REQUEST —
Search the listing below for "learners". Copy each matching line.
==================================================
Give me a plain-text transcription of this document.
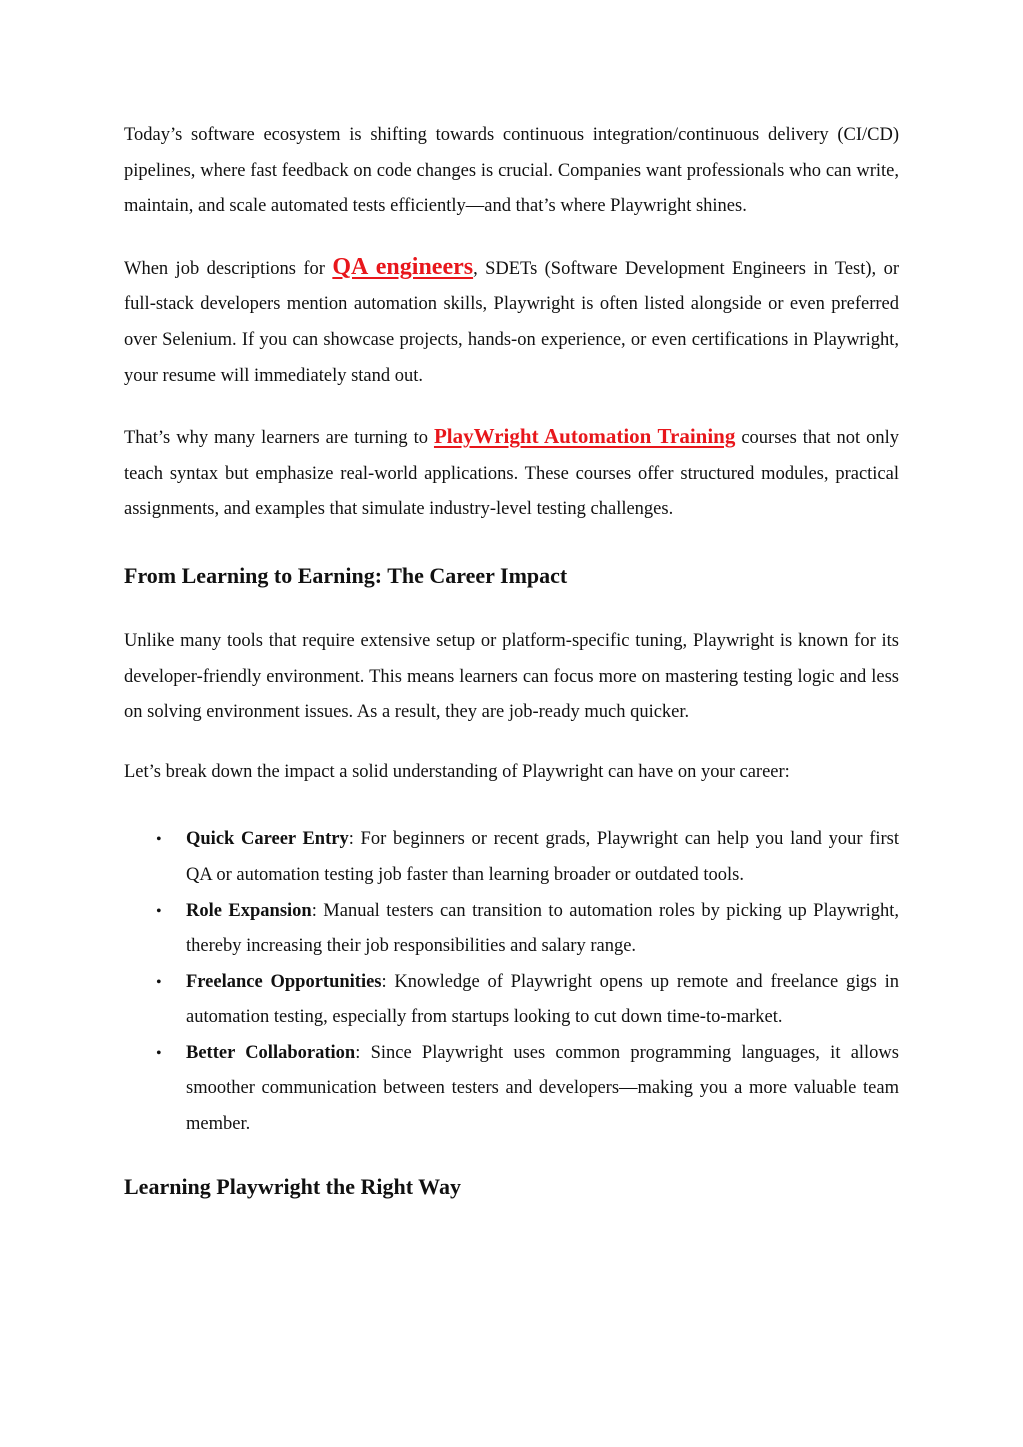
Today’s software ecosystem is shifting towards continuous integration/continuous delivery (CI/CD) pipelines, where fast feedback on code changes is crucial. Companies want professionals who can write, maintain, and scale automated tests efficiently—and that’s where Playwright shines.

When job descriptions for QA engineers, SDETs (Software Development Engineers in Test), or full-stack developers mention automation skills, Playwright is often listed alongside or even preferred over Selenium. If you can showcase projects, hands-on experience, or even certifications in Playwright, your resume will immediately stand out.

That’s why many learners are turning to PlayWright Automation Training courses that not only teach syntax but emphasize real-world applications. These courses offer structured modules, practical assignments, and examples that simulate industry-level testing challenges.

From Learning to Earning: The Career Impact

Unlike many tools that require extensive setup or platform-specific tuning, Playwright is known for its developer-friendly environment. This means learners can focus more on mastering testing logic and less on solving environment issues. As a result, they are job-ready much quicker.

Let’s break down the impact a solid understanding of Playwright can have on your career:

• Quick Career Entry: For beginners or recent grads, Playwright can help you land your first QA or automation testing job faster than learning broader or outdated tools.
• Role Expansion: Manual testers can transition to automation roles by picking up Playwright, thereby increasing their job responsibilities and salary range.
• Freelance Opportunities: Knowledge of Playwright opens up remote and freelance gigs in automation testing, especially from startups looking to cut down time-to-market.
• Better Collaboration: Since Playwright uses common programming languages, it allows smoother communication between testers and developers—making you a more valuable team member.
Learning Playwright the Right Way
==================================================
WRITTEN SOLUTION —
That’s why many learners are turning to PlayWright Automation Training courses that not only teach syntax but emphasize real-world applications. These courses offer structured modules, practical assignments, and examples that simulate industry-level testing challenges.
Unlike many tools that require extensive setup or platform-specific tuning, Playwright is known for its developer-friendly environment. This means learners can focus more on mastering testing logic and less on solving environment issues. As a result, they are job-ready much quicker.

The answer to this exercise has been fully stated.